EXERCISE REQUIREMENTS: Look through the records below and collect all lines that hold the string "name".

DATA ENTRIES:
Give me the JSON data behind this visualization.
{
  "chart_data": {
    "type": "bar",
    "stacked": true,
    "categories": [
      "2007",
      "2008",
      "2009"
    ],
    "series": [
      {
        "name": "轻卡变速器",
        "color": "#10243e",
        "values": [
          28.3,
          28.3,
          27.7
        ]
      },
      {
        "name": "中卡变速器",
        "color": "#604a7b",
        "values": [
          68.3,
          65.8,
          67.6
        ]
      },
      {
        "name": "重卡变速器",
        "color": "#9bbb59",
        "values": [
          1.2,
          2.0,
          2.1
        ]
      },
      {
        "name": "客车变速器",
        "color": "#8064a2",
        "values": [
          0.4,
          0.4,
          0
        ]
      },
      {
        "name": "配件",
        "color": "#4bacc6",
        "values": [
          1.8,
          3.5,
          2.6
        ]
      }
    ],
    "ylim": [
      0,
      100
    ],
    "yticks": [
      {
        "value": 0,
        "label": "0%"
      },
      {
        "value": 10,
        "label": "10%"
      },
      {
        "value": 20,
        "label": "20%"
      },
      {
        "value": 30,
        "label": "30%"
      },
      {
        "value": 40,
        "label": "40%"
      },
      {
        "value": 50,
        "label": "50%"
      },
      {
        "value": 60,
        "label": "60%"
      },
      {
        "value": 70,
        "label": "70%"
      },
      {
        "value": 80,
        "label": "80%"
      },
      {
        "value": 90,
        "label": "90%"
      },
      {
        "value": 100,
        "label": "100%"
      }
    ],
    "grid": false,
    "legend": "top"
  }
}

TASK RESPONSE:
        "name": "轻卡变速器",
        "name": "中卡变速器",
        "name": "重卡变速器",
        "name": "客车变速器",
        "name": "配件",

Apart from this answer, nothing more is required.